## begin
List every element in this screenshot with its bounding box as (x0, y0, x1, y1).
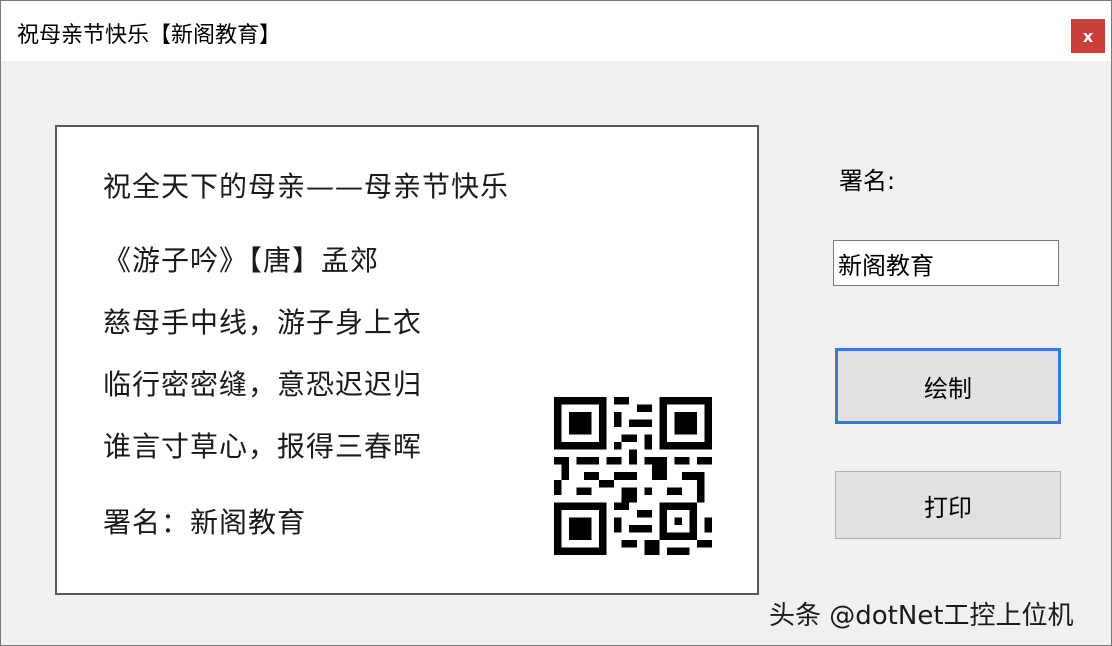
print-button[interactable]: 打印 (835, 471, 1061, 539)
draw-button[interactable]: 绘制 (835, 348, 1061, 424)
poem-line-1: 慈母手中线，游子身上衣 (103, 306, 423, 339)
close-icon: x (1082, 26, 1094, 46)
poem-line-3: 谁言寸草心，报得三春晖 (103, 430, 423, 463)
poem-title: 《游子吟》【唐】孟郊 (103, 244, 380, 277)
signature-input[interactable] (833, 240, 1059, 286)
window-title: 祝母亲节快乐【新阁教育】 (17, 23, 282, 48)
card-signature: 署名：新阁教育 (103, 506, 307, 539)
title-bar[interactable]: 祝母亲节快乐【新阁教育】 x (1, 1, 1111, 61)
greeting-card-preview: 祝全天下的母亲——母亲节快乐 《游子吟》【唐】孟郊 慈母手中线，游子身上衣 临行… (55, 125, 759, 595)
poem-line-2: 临行密密缝，意恐迟迟归 (103, 368, 423, 401)
main-window: 祝母亲节快乐【新阁教育】 x 祝全天下的母亲——母亲节快乐 《游子吟》【唐】孟郊… (0, 0, 1112, 646)
card-heading: 祝全天下的母亲——母亲节快乐 (103, 170, 510, 203)
close-button[interactable]: x (1071, 19, 1105, 53)
watermark-text: 头条 @dotNet工控上位机 (769, 601, 1074, 631)
qr-code-icon (554, 397, 712, 555)
signature-label: 署名: (839, 167, 896, 195)
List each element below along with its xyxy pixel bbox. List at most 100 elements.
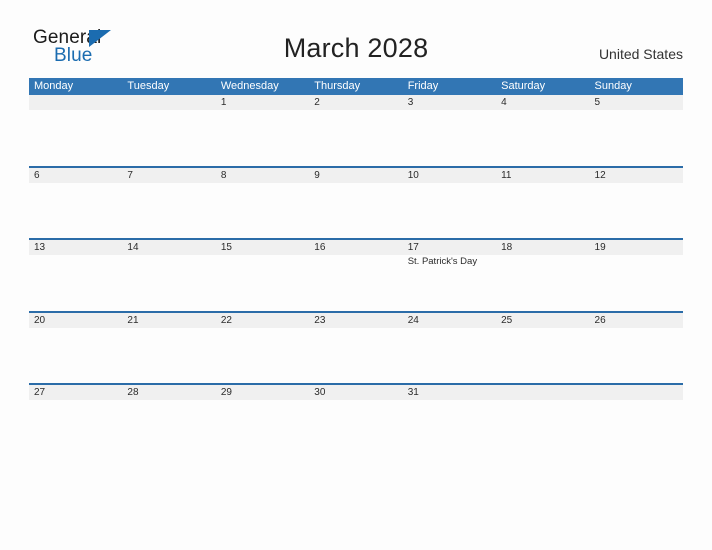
## end
SET TASK
Turn the records above into a numbered list, one line per item, skipping any blank lines and leaving out the pictures.

REPLY TO THE TASK
1. List every element in this screenshot with its bounding box as (x0, y0, x1, y1).
2. print-button[interactable]: 打印 (835, 471, 1061, 539)
3. draw-button[interactable]: 绘制 (835, 348, 1061, 424)
4. poem-line-1: 慈母手中线，游子身上衣 (103, 306, 423, 339)
5. close-icon: x (1082, 26, 1094, 46)
6. poem-line-3: 谁言寸草心，报得三春晖 (103, 430, 423, 463)
7. poem-title: 《游子吟》【唐】孟郊 (103, 244, 380, 277)
8. signature-input[interactable] (833, 240, 1059, 286)
9. window-title: 祝母亲节快乐【新阁教育】 (17, 23, 282, 48)
10. card-signature: 署名：新阁教育 (103, 506, 307, 539)
11. title-bar[interactable]: 祝母亲节快乐【新阁教育】 x (1, 1, 1111, 61)
12. greeting-card-preview: 祝全天下的母亲——母亲节快乐 《游子吟》【唐】孟郊 慈母手中线，游子身上衣 临行… (55, 125, 759, 595)
13. poem-line-2: 临行密密缝，意恐迟迟归 (103, 368, 423, 401)
14. main-window: 祝母亲节快乐【新阁教育】 x 祝全天下的母亲——母亲节快乐 《游子吟》【唐】孟郊… (0, 0, 1112, 646)
15. card-heading: 祝全天下的母亲——母亲节快乐 (103, 170, 510, 203)
16. close-button[interactable]: x (1071, 19, 1105, 53)
17. watermark-text: 头条 @dotNet工控上位机 (769, 601, 1074, 631)
18. qr-code-icon (554, 397, 712, 555)
19. signature-label: 署名: (839, 167, 896, 195)
20. List each element below along with its xyxy pixel bbox. List at most 100 elements.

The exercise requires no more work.